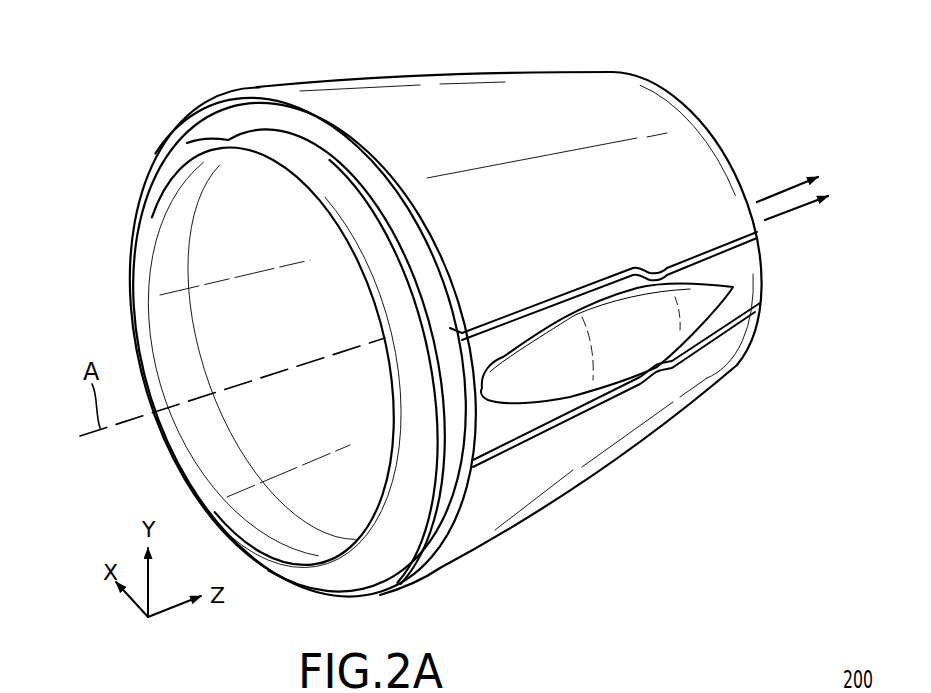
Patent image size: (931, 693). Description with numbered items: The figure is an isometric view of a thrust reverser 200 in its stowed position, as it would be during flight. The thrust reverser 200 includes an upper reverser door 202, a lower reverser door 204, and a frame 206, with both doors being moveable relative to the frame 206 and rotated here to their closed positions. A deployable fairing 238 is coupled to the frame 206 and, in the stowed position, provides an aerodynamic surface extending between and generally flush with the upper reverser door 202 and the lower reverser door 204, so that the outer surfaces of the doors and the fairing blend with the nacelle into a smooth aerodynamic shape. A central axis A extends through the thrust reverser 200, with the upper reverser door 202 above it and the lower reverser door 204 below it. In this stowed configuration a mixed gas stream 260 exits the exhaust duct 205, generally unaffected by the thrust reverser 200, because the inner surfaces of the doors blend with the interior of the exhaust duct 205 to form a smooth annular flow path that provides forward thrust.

The thrust reverser 200 is at (118, 74).
The upper reverser door 202 is at (362, 88).
The lower reverser door 204 is at (578, 477).
The exhaust duct 205 is at (337, 328).
The frame 206 is at (470, 460).
The deployable fairing 238 is at (745, 263).
The mixed gas stream 260 is at (774, 195).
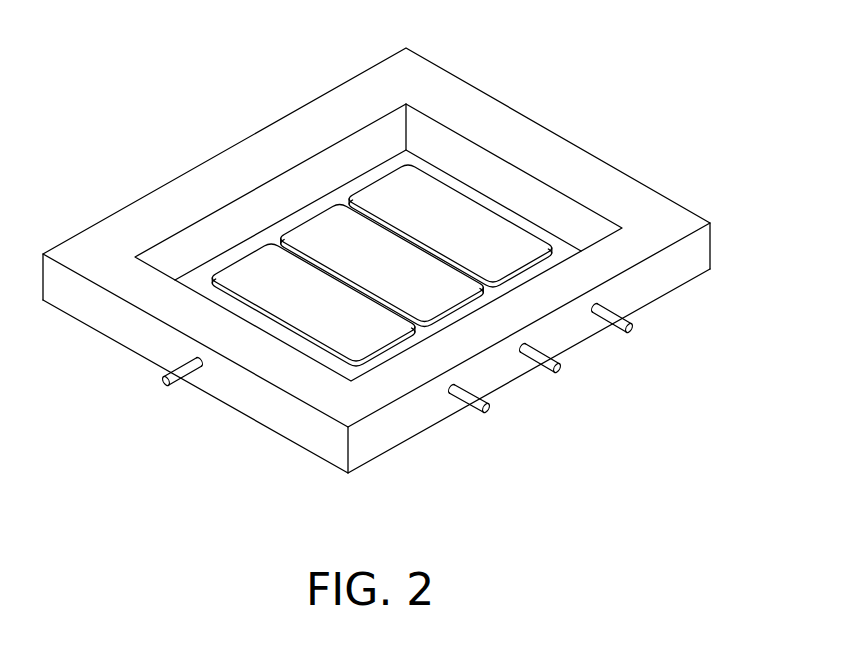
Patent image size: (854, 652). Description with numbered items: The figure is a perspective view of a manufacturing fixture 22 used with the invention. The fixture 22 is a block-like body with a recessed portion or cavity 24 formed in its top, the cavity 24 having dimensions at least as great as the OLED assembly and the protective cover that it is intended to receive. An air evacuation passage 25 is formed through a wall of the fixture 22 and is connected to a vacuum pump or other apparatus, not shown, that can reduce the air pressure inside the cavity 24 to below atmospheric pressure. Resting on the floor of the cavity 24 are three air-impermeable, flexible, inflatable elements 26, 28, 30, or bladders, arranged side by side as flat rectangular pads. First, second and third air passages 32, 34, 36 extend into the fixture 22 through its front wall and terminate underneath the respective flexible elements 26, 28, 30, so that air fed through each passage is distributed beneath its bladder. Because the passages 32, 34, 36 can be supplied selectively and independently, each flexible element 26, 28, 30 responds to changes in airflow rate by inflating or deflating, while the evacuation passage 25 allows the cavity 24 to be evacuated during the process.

The fixture 22 is at (609, 85).
The cavity 24 is at (342, 193).
The air evacuation passage 25 is at (165, 366).
The flexible element 26 is at (345, 335).
The flexible element 28 is at (325, 237).
The flexible element 30 is at (430, 217).
The first air passage 32 is at (478, 406).
The second air passage 34 is at (547, 371).
The third air passage 36 is at (622, 331).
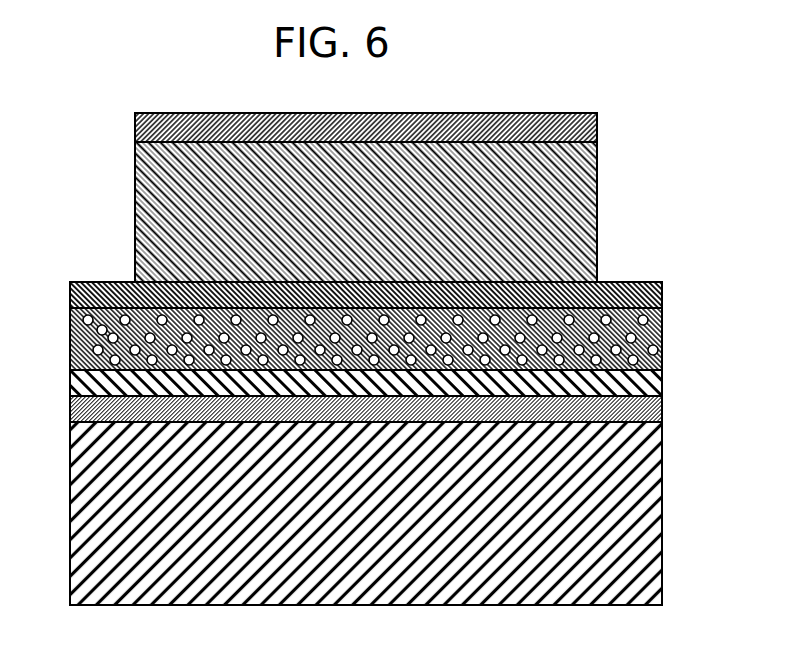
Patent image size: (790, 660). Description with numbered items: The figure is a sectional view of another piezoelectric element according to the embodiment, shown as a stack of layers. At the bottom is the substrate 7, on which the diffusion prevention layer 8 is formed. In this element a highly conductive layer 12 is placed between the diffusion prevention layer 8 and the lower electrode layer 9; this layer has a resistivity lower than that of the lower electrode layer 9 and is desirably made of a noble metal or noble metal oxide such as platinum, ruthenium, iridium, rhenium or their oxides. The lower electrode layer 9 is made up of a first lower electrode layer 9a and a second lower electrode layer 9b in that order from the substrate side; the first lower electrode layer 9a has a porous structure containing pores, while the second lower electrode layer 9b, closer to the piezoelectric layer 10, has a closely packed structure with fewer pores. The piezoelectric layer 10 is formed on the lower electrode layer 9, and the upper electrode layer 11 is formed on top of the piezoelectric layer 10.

The substrate 7 is at (613, 557).
The diffusion prevention layer 8 is at (650, 417).
The highly conductive layer 12 is at (662, 387).
The lower electrode layer 9 is at (369, 327).
The first lower electrode layer 9a is at (62, 309).
The second lower electrode layer 9b is at (62, 283).
The piezoelectric layer 10 is at (575, 235).
The upper electrode layer 11 is at (597, 125).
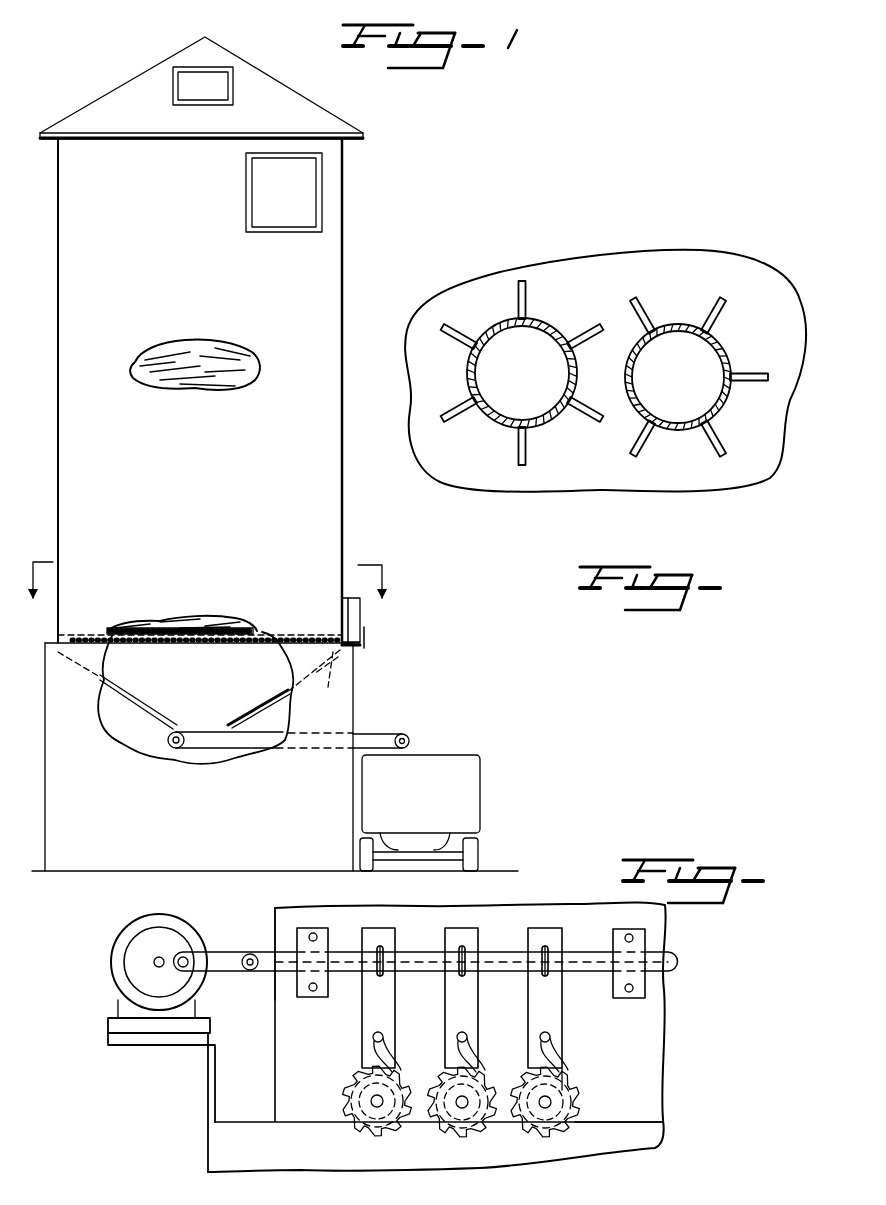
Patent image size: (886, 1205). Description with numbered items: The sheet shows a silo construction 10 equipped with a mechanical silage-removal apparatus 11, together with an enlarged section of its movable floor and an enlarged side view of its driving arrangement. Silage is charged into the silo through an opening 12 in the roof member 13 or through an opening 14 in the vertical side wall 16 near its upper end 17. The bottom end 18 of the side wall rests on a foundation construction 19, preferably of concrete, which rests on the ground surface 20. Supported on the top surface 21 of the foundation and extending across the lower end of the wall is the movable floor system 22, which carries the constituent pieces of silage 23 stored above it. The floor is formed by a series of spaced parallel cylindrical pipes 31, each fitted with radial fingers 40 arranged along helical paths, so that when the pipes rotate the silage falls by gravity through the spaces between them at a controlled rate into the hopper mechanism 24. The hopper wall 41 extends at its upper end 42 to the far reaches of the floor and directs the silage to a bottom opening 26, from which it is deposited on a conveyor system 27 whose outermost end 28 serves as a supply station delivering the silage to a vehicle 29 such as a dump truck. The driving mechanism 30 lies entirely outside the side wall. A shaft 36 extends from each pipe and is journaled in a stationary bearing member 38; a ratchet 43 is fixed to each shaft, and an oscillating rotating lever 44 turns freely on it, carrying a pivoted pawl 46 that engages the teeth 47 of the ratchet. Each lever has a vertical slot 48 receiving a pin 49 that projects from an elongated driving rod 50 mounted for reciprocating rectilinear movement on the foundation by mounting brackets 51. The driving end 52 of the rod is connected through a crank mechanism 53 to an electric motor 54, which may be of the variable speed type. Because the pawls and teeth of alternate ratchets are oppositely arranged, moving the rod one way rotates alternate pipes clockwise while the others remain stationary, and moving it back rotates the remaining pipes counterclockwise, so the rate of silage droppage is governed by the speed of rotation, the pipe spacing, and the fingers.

In FIG. 1, the silo construction 10 is at (372, 207).
In FIG. 1, the mechanical silage-removal apparatus 11 is at (265, 605).
In FIG. 1, the opening 12 is at (232, 80).
In FIG. 1, the roof member 13 is at (112, 91).
In FIG. 1, the opening 14 is at (316, 183).
In FIG. 1, the vertical side wall 16 is at (349, 265).
In FIG. 1, the upper end 17 is at (346, 152).
In FIG. 1, the bottom end 18 is at (57, 633).
In FIG. 1, the foundation construction 19 is at (46, 742).
In FIG. 3, the foundation construction 19 is at (292, 925).
In FIG. 1, the ground surface 20 is at (494, 870).
In FIG. 1, the top surface 21 is at (54, 645).
In FIG. 1, the movable floor system 22 is at (222, 364).
In FIG. 1, the constituent pieces of silage 23 is at (250, 628).
In FIG. 1, the hopper mechanism 24 is at (122, 700).
In FIG. 1, the bottom opening 26 is at (177, 732).
In FIG. 1, the conveyor system 27 is at (211, 749).
In FIG. 1, the outermost end 28 is at (406, 731).
In FIG. 1, the vehicle 29 is at (482, 786).
In FIG. 1, the driving mechanism 30 is at (370, 632).
In FIG. 3, the driving mechanism 30 is at (629, 1059).
In FIG. 4, the cylindrical pipes 31 is at (562, 313).
In FIG. 3, the shaft 36 is at (371, 1102).
In FIG. 3, the bearing member 38 is at (574, 1070).
In FIG. 4, the radial fingers 40 is at (498, 300).
In FIG. 1, the hopper wall 41 is at (258, 714).
In FIG. 1, the upper end 42 is at (199, 683).
In FIG. 3, the ratchets 43 is at (370, 1140).
In FIG. 3, the oscillating rotating levers 44 is at (372, 1015).
In FIG. 3, the pawl 46 is at (380, 1050).
In FIG. 3, the teeth 47 is at (578, 1134).
In FIG. 3, the vertical slot 48 is at (377, 955).
In FIG. 3, the pin 49 is at (380, 973).
In FIG. 3, the driving rod 50 is at (412, 960).
In FIG. 3, the mounting brackets 51 is at (306, 967).
In FIG. 3, the driving end 52 is at (263, 969).
In FIG. 3, the crank mechanism 53 is at (209, 958).
In FIG. 3, the electric motor 54 is at (133, 969).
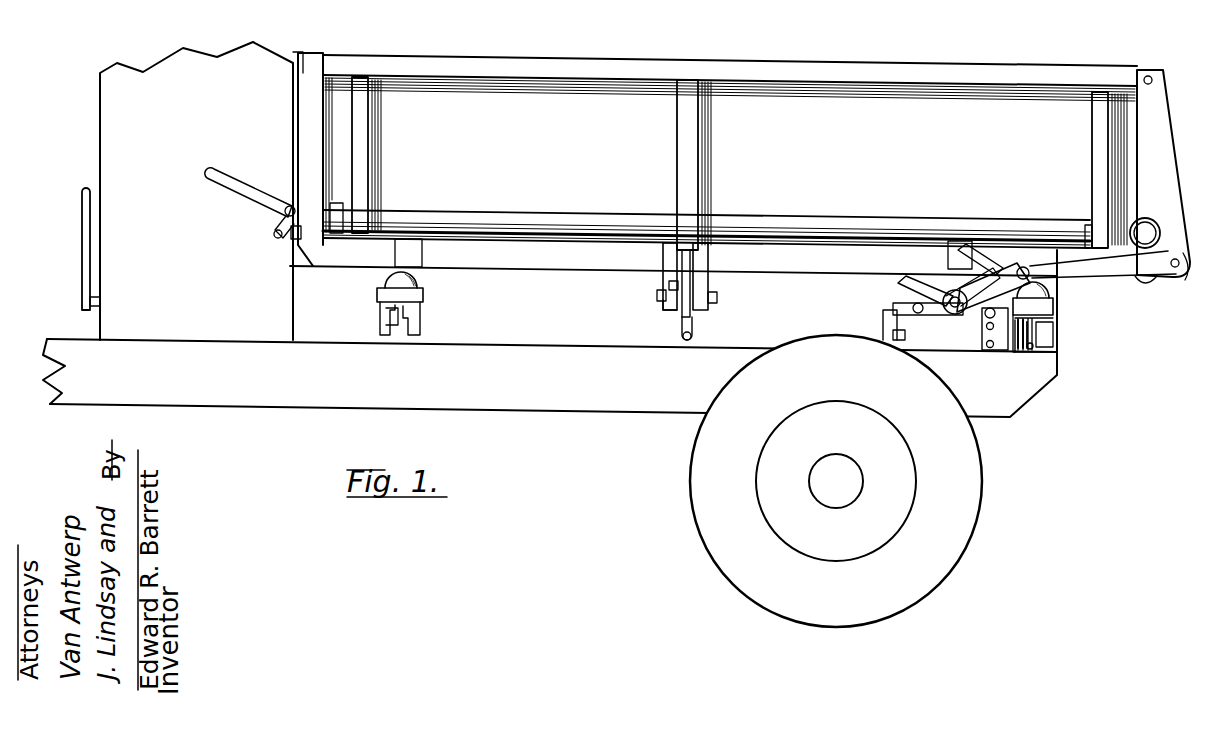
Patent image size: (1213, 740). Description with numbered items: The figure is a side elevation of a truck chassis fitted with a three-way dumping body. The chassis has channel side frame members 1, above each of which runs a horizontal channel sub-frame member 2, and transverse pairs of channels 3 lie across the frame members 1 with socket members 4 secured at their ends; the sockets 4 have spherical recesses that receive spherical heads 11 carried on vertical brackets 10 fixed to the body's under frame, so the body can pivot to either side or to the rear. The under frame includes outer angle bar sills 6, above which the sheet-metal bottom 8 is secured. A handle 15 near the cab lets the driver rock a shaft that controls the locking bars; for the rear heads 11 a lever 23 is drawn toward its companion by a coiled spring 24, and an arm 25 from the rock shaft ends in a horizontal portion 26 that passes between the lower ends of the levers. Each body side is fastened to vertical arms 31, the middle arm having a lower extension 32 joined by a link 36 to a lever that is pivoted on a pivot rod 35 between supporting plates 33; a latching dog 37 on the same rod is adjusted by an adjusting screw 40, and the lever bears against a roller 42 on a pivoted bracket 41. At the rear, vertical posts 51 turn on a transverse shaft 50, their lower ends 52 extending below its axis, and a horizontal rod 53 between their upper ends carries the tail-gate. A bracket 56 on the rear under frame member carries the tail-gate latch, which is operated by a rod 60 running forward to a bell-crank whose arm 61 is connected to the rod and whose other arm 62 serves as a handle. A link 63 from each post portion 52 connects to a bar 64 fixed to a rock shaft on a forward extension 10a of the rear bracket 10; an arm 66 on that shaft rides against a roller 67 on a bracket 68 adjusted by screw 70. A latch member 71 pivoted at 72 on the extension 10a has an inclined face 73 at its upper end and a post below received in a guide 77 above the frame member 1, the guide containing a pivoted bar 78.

___

## WORK TO COMPLETE
Reproduce everything from the beginning of the items down to the line containing "The frame 206 is at (470, 460).", including both ends. Leave the pictures out of your copy.

## RESULT
Patent image size: (931, 693). Description with numbered items: The figure is an isometric view of a thrust reverser 200 in its stowed position, as it would be during flight. The thrust reverser 200 includes an upper reverser door 202, a lower reverser door 204, and a frame 206, with both doors being moveable relative to the frame 206 and rotated here to their closed positions. A deployable fairing 238 is coupled to the frame 206 and, in the stowed position, provides an aerodynamic surface extending between and generally flush with the upper reverser door 202 and the lower reverser door 204, so that the outer surfaces of the doors and the fairing blend with the nacelle into a smooth aerodynamic shape. A central axis A extends through the thrust reverser 200, with the upper reverser door 202 above it and the lower reverser door 204 below it. In this stowed configuration a mixed gas stream 260 exits the exhaust duct 205, generally unaffected by the thrust reverser 200, because the inner surfaces of the doors blend with the interior of the exhaust duct 205 to form a smooth annular flow path that provides forward thrust.

The thrust reverser 200 is at (118, 74).
The upper reverser door 202 is at (362, 88).
The lower reverser door 204 is at (578, 477).
The exhaust duct 205 is at (337, 328).
The frame 206 is at (470, 460).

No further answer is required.